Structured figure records
— START —
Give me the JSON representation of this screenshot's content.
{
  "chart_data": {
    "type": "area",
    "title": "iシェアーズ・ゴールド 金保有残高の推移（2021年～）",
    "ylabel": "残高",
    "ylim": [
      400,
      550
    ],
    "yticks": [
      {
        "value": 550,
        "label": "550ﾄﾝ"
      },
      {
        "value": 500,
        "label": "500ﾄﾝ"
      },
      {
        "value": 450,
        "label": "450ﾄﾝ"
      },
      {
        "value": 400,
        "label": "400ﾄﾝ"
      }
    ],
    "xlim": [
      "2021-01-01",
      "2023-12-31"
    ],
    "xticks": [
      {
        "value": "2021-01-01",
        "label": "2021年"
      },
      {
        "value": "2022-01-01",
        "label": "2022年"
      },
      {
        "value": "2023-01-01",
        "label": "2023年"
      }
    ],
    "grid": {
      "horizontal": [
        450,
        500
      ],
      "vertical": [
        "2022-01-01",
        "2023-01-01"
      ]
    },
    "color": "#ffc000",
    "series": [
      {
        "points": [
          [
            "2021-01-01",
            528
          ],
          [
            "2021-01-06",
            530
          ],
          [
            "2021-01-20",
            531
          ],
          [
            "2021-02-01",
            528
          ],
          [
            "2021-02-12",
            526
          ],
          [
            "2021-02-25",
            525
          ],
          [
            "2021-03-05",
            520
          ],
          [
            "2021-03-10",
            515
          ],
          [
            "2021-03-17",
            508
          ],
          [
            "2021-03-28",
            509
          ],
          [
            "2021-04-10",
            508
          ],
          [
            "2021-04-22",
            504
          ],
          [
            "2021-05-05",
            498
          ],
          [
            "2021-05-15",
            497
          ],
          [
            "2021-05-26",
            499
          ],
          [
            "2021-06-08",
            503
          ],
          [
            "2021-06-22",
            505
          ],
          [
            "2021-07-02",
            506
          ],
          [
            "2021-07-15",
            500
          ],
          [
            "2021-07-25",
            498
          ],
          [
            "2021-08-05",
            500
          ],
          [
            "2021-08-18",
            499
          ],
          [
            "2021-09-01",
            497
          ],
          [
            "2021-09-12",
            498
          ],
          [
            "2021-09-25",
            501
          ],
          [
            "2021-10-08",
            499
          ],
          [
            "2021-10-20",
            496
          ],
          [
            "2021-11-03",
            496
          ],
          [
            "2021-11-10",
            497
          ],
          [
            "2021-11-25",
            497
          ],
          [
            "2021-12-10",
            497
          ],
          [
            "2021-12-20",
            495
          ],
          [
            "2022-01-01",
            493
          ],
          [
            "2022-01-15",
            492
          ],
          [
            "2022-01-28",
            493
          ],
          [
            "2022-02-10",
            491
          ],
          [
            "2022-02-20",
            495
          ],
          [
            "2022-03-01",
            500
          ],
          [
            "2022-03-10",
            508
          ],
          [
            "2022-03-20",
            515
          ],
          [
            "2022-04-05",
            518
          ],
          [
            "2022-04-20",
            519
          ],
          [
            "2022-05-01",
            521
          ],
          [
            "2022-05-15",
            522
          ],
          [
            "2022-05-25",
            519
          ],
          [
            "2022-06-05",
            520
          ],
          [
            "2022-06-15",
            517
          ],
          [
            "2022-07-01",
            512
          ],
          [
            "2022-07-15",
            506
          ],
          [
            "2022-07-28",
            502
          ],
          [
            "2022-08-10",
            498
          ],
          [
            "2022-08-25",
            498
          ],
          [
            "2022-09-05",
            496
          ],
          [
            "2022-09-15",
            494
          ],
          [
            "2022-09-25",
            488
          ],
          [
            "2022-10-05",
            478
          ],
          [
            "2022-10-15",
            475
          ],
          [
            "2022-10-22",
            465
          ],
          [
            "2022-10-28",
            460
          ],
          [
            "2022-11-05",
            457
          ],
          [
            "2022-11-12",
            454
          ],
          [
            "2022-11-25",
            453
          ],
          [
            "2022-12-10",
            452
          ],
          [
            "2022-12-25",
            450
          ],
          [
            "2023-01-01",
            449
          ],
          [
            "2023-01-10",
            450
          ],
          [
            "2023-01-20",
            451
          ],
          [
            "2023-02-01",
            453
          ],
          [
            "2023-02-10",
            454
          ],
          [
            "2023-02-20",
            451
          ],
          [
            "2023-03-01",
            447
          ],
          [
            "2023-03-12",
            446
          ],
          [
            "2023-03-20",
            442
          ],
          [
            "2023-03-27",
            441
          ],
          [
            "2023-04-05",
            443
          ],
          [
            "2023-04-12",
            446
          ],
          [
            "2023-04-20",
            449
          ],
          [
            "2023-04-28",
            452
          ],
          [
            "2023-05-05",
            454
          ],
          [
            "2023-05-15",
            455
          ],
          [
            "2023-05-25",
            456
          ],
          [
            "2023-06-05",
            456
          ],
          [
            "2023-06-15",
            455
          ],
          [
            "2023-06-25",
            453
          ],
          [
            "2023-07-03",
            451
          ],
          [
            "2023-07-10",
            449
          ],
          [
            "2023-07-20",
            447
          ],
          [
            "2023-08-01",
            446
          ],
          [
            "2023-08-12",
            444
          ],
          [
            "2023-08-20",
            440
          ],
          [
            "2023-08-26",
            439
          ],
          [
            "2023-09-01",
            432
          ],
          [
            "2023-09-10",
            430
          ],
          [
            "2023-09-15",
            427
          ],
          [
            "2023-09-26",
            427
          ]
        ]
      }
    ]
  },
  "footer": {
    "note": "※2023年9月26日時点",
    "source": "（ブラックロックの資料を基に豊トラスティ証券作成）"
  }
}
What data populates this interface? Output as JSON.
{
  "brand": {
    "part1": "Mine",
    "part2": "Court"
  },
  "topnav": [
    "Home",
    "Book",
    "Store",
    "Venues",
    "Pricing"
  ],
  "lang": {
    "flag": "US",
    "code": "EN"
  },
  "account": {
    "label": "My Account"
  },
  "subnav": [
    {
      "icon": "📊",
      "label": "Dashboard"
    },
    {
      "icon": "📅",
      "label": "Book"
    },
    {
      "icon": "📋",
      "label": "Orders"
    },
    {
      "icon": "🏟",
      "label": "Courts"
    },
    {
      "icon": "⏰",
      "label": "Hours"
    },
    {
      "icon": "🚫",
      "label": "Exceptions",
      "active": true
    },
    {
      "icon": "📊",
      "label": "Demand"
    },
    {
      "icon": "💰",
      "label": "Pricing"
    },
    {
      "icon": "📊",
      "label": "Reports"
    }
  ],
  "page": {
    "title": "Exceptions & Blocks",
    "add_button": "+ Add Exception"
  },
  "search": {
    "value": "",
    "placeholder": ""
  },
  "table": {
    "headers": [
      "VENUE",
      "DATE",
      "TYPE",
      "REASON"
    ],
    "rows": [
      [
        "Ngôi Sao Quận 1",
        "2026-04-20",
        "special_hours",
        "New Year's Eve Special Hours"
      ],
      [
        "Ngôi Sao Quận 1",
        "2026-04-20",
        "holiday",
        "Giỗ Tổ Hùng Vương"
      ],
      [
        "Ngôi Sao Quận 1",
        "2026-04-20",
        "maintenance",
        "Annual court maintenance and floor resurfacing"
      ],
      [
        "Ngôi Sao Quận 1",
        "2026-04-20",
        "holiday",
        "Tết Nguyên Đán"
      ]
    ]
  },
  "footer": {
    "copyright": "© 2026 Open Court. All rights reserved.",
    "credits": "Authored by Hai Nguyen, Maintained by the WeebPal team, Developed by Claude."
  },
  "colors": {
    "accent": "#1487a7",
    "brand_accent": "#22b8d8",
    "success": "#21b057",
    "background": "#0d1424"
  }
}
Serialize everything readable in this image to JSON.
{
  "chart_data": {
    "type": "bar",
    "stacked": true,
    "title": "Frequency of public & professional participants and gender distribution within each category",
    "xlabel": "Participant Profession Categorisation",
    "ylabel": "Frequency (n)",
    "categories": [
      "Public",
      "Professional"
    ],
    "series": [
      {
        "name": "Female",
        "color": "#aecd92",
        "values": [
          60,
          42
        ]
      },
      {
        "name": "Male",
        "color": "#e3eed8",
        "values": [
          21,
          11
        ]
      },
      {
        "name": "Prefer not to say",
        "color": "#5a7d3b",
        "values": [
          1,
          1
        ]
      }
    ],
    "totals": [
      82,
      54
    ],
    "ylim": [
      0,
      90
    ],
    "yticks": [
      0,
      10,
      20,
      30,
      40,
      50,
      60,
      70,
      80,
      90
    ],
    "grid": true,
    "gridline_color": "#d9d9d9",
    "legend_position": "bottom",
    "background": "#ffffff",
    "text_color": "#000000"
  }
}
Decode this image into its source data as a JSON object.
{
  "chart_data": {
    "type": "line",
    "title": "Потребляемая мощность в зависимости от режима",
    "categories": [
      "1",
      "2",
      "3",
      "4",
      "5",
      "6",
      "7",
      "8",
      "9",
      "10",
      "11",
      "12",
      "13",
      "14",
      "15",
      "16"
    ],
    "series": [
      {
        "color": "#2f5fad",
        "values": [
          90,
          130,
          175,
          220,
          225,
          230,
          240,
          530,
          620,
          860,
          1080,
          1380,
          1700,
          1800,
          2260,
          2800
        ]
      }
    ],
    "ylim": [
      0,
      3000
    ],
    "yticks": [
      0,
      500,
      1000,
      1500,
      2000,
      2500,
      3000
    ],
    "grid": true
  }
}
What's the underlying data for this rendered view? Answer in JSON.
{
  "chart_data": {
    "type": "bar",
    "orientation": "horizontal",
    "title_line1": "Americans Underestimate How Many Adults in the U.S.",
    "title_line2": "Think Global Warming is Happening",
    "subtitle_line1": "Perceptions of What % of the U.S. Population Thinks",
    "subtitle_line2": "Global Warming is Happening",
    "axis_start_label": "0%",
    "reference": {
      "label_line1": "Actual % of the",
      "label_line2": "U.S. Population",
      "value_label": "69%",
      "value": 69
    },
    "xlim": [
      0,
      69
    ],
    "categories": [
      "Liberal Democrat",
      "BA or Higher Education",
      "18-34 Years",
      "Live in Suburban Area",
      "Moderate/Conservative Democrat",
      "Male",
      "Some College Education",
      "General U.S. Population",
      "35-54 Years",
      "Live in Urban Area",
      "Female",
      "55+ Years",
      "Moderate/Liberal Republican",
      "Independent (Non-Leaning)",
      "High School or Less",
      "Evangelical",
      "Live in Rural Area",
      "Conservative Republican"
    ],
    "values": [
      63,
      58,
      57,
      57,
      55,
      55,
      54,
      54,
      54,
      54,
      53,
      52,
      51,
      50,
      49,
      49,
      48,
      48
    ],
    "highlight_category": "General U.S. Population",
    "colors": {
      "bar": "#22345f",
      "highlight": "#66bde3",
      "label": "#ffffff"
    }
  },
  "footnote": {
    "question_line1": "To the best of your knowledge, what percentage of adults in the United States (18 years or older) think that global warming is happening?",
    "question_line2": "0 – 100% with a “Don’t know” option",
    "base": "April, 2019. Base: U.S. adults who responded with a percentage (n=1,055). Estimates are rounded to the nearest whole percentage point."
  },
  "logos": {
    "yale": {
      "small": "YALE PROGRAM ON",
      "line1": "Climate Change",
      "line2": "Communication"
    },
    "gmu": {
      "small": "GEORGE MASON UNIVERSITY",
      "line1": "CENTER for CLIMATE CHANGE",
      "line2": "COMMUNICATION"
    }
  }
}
— END —
Search the data for the string "General" and copy each line where it appears.

      "General U.S. Population",
    "highlight_category": "General U.S. Population",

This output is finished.